— Begin Supplied records —
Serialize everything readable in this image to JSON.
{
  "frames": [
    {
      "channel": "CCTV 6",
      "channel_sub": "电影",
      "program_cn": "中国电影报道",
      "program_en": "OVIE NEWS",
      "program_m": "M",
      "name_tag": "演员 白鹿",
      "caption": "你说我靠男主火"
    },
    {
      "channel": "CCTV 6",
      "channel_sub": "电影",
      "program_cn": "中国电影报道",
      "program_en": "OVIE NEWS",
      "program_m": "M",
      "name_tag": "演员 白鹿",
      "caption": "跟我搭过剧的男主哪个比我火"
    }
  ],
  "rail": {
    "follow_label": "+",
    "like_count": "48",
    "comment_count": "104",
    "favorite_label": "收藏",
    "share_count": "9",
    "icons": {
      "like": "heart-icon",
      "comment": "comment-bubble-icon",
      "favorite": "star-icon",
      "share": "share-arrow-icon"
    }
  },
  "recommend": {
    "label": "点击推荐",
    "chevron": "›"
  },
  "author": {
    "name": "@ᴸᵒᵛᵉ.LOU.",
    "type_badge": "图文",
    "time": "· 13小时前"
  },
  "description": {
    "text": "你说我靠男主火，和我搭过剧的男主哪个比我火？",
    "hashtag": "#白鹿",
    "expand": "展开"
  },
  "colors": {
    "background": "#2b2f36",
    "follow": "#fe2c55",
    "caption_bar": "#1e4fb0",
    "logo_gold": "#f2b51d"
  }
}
— End Supplied records —
Exercise: All of the material above needs to be retyped word for word.

Output for this task:
Serialize everything readable in this image to JSON.
{
  "frames": [
    {
      "channel": "CCTV 6",
      "channel_sub": "电影",
      "program_cn": "中国电影报道",
      "program_en": "OVIE NEWS",
      "program_m": "M",
      "name_tag": "演员 白鹿",
      "caption": "你说我靠男主火"
    },
    {
      "channel": "CCTV 6",
      "channel_sub": "电影",
      "program_cn": "中国电影报道",
      "program_en": "OVIE NEWS",
      "program_m": "M",
      "name_tag": "演员 白鹿",
      "caption": "跟我搭过剧的男主哪个比我火"
    }
  ],
  "rail": {
    "follow_label": "+",
    "like_count": "48",
    "comment_count": "104",
    "favorite_label": "收藏",
    "share_count": "9",
    "icons": {
      "like": "heart-icon",
      "comment": "comment-bubble-icon",
      "favorite": "star-icon",
      "share": "share-arrow-icon"
    }
  },
  "recommend": {
    "label": "点击推荐",
    "chevron": "›"
  },
  "author": {
    "name": "@ᴸᵒᵛᵉ.LOU.",
    "type_badge": "图文",
    "time": "· 13小时前"
  },
  "description": {
    "text": "你说我靠男主火，和我搭过剧的男主哪个比我火？",
    "hashtag": "#白鹿",
    "expand": "展开"
  },
  "colors": {
    "background": "#2b2f36",
    "follow": "#fe2c55",
    "caption_bar": "#1e4fb0",
    "logo_gold": "#f2b51d"
  }
}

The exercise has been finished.